[begin The records]

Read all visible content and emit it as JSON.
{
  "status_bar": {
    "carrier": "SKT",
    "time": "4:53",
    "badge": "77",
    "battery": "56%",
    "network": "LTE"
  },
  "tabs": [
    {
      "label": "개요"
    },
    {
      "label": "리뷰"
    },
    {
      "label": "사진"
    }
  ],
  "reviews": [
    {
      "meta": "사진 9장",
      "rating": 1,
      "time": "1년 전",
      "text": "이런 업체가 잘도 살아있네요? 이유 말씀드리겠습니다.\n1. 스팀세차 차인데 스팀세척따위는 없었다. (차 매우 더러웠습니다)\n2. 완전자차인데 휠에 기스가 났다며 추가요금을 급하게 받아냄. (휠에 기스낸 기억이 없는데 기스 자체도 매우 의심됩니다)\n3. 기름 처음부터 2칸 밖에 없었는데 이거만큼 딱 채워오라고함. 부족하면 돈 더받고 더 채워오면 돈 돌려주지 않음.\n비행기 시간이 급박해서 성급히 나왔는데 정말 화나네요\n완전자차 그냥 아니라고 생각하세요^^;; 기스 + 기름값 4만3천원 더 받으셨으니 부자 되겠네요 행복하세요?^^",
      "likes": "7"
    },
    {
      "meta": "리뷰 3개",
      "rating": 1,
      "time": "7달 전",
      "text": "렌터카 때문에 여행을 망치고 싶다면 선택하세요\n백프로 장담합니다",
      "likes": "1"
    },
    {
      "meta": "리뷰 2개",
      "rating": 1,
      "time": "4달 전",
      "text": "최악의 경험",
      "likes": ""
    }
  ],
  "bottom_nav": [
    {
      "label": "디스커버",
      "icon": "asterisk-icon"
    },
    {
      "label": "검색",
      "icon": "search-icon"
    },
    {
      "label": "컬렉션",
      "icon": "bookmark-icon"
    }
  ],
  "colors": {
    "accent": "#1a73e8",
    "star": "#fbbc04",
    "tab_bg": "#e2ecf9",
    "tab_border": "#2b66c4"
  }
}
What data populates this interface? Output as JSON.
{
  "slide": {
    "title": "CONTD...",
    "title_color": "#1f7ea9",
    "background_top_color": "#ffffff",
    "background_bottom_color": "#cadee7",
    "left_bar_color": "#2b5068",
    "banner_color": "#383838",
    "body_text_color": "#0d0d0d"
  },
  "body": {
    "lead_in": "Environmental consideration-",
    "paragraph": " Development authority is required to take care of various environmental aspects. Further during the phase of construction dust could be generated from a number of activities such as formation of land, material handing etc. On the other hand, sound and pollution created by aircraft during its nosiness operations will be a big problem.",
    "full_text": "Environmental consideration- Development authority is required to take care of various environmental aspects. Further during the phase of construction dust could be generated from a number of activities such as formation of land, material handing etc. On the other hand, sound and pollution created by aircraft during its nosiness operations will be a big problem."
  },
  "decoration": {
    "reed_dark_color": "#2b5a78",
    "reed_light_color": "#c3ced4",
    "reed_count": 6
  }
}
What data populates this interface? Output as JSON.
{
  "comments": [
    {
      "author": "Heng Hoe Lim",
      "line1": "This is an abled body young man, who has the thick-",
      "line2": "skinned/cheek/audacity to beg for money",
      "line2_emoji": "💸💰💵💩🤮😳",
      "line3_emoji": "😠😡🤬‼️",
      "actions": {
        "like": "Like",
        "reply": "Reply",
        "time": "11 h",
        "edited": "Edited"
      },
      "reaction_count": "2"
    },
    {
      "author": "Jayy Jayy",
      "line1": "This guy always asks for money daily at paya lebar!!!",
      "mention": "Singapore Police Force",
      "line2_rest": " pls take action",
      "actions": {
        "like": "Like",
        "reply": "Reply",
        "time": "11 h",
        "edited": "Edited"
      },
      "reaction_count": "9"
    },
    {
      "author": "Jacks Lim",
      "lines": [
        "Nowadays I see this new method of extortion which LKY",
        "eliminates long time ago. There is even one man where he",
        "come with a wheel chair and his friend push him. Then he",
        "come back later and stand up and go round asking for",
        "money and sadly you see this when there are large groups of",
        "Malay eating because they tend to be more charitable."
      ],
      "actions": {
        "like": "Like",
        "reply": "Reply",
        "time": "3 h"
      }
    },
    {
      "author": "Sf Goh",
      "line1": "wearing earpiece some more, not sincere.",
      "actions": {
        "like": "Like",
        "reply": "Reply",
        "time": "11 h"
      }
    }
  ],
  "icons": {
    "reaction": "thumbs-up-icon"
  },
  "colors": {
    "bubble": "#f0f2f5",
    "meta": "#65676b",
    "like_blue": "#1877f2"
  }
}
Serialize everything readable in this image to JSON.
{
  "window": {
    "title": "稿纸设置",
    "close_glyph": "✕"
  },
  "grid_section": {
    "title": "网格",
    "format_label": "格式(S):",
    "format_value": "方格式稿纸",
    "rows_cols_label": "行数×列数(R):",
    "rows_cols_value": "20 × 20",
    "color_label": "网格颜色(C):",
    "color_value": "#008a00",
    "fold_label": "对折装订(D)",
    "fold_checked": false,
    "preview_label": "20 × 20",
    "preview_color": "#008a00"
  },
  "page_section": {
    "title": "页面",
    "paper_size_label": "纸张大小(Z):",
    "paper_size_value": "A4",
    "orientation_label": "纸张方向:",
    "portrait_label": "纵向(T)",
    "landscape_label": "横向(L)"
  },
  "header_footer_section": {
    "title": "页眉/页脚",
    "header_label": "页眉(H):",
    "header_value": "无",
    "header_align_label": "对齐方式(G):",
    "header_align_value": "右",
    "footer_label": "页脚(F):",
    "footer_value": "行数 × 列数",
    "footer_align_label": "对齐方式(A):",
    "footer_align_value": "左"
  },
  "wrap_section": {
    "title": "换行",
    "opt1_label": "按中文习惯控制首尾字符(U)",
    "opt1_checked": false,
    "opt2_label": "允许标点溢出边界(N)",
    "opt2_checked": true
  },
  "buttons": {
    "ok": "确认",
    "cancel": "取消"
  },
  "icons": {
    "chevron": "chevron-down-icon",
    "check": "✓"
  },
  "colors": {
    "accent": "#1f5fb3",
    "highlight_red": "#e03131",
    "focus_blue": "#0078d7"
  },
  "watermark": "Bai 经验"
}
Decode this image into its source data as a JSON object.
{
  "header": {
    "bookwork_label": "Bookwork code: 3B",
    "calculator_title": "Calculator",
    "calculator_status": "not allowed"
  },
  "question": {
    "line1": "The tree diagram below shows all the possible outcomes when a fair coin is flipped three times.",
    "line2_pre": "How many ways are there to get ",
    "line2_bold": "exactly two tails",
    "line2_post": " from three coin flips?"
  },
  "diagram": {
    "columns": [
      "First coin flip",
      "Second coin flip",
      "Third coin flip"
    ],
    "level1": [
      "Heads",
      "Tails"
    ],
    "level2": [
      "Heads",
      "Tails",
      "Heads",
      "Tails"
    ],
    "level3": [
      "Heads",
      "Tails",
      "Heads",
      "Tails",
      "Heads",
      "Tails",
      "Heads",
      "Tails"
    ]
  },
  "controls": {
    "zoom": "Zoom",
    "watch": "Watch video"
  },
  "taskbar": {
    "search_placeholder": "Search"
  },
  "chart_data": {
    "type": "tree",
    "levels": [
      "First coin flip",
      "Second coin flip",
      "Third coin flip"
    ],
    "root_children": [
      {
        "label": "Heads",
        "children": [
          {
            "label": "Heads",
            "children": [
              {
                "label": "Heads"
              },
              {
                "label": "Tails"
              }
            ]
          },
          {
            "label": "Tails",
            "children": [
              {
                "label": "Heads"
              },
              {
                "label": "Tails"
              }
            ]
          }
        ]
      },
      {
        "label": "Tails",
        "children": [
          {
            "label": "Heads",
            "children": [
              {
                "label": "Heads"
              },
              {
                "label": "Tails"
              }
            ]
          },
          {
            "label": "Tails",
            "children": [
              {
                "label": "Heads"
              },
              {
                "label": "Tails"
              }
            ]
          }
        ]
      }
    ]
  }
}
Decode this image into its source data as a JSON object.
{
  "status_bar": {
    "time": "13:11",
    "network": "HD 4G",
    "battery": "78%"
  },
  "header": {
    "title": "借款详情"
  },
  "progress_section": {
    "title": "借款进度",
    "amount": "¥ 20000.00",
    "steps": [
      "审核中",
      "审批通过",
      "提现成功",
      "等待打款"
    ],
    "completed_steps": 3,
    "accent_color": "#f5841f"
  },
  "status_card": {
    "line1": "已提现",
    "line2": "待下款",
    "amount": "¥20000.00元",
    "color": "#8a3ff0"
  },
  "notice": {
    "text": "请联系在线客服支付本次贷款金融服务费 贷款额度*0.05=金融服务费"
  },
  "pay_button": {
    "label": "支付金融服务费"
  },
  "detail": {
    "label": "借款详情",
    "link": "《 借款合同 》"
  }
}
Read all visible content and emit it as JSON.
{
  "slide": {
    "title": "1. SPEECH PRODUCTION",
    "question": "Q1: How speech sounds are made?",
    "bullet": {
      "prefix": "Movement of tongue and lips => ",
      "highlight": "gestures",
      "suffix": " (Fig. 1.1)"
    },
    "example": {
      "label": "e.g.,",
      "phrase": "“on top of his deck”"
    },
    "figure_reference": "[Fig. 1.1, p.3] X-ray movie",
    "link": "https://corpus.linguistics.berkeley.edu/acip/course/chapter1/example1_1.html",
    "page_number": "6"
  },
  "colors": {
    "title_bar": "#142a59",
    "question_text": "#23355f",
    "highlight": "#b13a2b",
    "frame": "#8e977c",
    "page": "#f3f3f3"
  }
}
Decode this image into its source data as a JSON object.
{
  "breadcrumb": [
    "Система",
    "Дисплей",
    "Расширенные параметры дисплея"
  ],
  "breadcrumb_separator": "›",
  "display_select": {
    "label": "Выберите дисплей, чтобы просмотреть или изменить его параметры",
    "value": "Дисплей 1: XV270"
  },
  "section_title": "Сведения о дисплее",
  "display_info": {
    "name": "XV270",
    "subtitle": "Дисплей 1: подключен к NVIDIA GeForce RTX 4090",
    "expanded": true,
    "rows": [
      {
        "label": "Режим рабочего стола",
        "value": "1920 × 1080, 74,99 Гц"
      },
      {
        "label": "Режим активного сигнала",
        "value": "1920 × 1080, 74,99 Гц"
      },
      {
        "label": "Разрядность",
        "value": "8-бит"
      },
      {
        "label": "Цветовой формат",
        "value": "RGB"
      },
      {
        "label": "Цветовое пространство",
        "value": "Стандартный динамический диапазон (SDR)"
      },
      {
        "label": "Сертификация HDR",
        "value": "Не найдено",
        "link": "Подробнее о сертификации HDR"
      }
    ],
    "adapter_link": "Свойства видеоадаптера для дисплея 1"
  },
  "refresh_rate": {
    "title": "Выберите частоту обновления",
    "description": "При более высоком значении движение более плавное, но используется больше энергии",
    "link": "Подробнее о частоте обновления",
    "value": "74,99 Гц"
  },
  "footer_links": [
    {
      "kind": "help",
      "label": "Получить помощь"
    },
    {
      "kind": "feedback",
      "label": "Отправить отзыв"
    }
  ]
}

[end The records]

» Task description
Show, from the material above, each line that includes the string "tree".

» Worked solution
    "line1": "The tree diagram below shows all the possible outcomes when a fair coin is flipped three times.",
    "type": "tree",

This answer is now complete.